Dataset items:
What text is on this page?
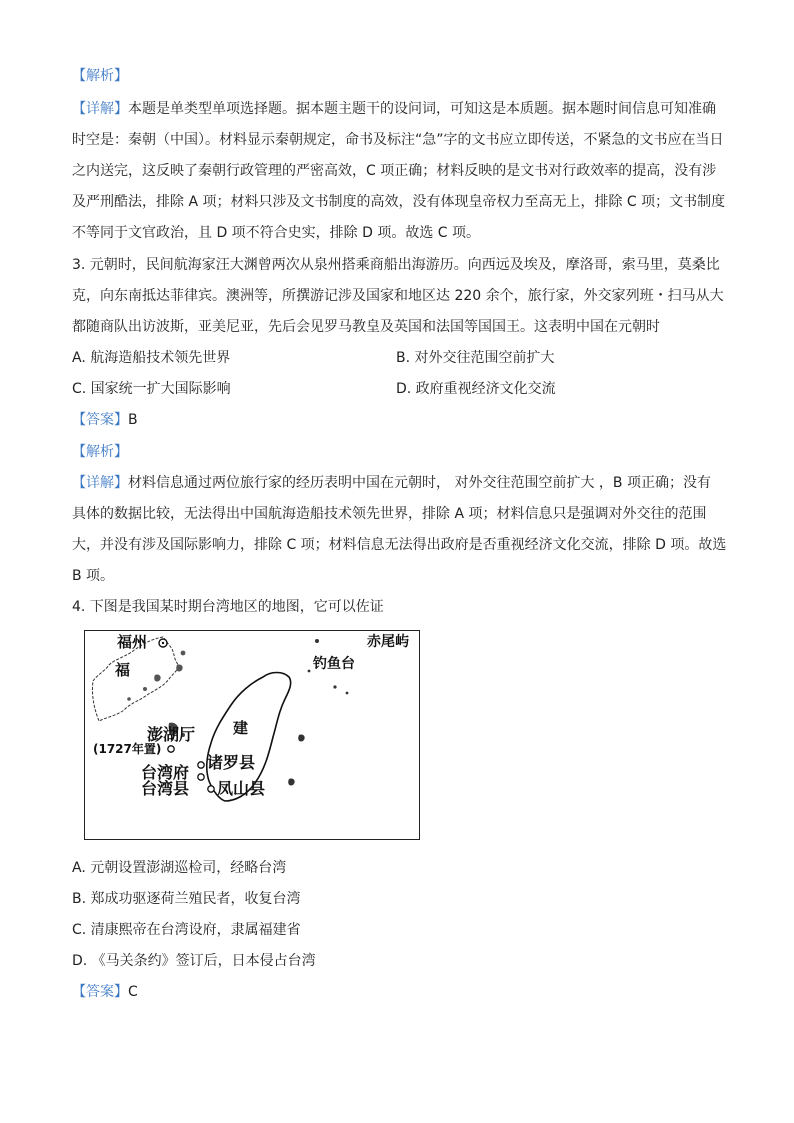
【解析】
【详解】本题是单类型单项选择题。据本题主题干的设问词，可知这是本质题。据本题时间信息可知准确
时空是：秦朝（中国）。材料显示秦朝规定，命书及标注“急”字的文书应立即传送，不紧急的文书应在当日
之内送完，这反映了秦朝行政管理的严密高效，C 项正确；材料反映的是文书对行政效率的提高，没有涉
及严刑酷法，排除 A 项；材料只涉及文书制度的高效，没有体现皇帝权力至高无上，排除 C 项；文书制度
不等同于文官政治，且 D 项不符合史实，排除 D 项。故选 C 项。
3. 元朝时，民间航海家汪大渊曾两次从泉州搭乘商船出海游历。向西远及埃及，摩洛哥，索马里，莫桑比
克，向东南抵达菲律宾。澳洲等，所撰游记涉及国家和地区达 220 余个，旅行家，外交家列班・扫马从大
都随商队出访波斯，亚美尼亚，先后会见罗马教皇及英国和法国等国国王。这表明中国在元朝时
A. 航海造船技术领先世界	B. 对外交往范围空前扩大
C. 国家统一扩大国际影响	D. 政府重视经济文化交流
【答案】B
【解析】
【详解】材料信息通过两位旅行家的经历表明中国在元朝时， 对外交往范围空前扩大 ，B 项正确；没有
具体的数据比较，无法得出中国航海造船技术领先世界，排除 A 项；材料信息只是强调对外交往的范围
大，并没有涉及国际影响力，排除 C 项；材料信息无法得出政府是否重视经济文化交流，排除 D 项。故选
B 项。
4. 下图是我国某时期台湾地区的地图，它可以佐证
福州
福
赤尾屿
钓鱼台
澎湖厅
(1727年置)
建
诸罗县
台湾府
台湾县 凤山县
A. 元朝设置澎湖巡检司，经略台湾
B. 郑成功驱逐荷兰殖民者，收复台湾
C. 清康熙帝在台湾设府，隶属福建省
D. 《马关条约》签订后，日本侵占台湾
【答案】C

THE TASK:
Leave images out of the retyped records; keep all else exact.

SOLUTION TO THIS EXERCISE:
What text is on this page?
【解析】
【详解】本题是单类型单项选择题。据本题主题干的设问词，可知这是本质题。据本题时间信息可知准确
时空是：秦朝（中国）。材料显示秦朝规定，命书及标注“急”字的文书应立即传送，不紧急的文书应在当日
之内送完，这反映了秦朝行政管理的严密高效，C 项正确；材料反映的是文书对行政效率的提高，没有涉
及严刑酷法，排除 A 项；材料只涉及文书制度的高效，没有体现皇帝权力至高无上，排除 C 项；文书制度
不等同于文官政治，且 D 项不符合史实，排除 D 项。故选 C 项。
3. 元朝时，民间航海家汪大渊曾两次从泉州搭乘商船出海游历。向西远及埃及，摩洛哥，索马里，莫桑比
克，向东南抵达菲律宾。澳洲等，所撰游记涉及国家和地区达 220 余个，旅行家，外交家列班・扫马从大
都随商队出访波斯，亚美尼亚，先后会见罗马教皇及英国和法国等国国王。这表明中国在元朝时
A. 航海造船技术领先世界	B. 对外交往范围空前扩大
C. 国家统一扩大国际影响	D. 政府重视经济文化交流
【答案】B
【解析】
【详解】材料信息通过两位旅行家的经历表明中国在元朝时， 对外交往范围空前扩大 ，B 项正确；没有
具体的数据比较，无法得出中国航海造船技术领先世界，排除 A 项；材料信息只是强调对外交往的范围
大，并没有涉及国际影响力，排除 C 项；材料信息无法得出政府是否重视经济文化交流，排除 D 项。故选
B 项。
4. 下图是我国某时期台湾地区的地图，它可以佐证
福州
福
赤尾屿
钓鱼台
澎湖厅
(1727年置)
建
诸罗县
台湾府
台湾县 凤山县
A. 元朝设置澎湖巡检司，经略台湾
B. 郑成功驱逐荷兰殖民者，收复台湾
C. 清康熙帝在台湾设府，隶属福建省
D. 《马关条约》签订后，日本侵占台湾
【答案】C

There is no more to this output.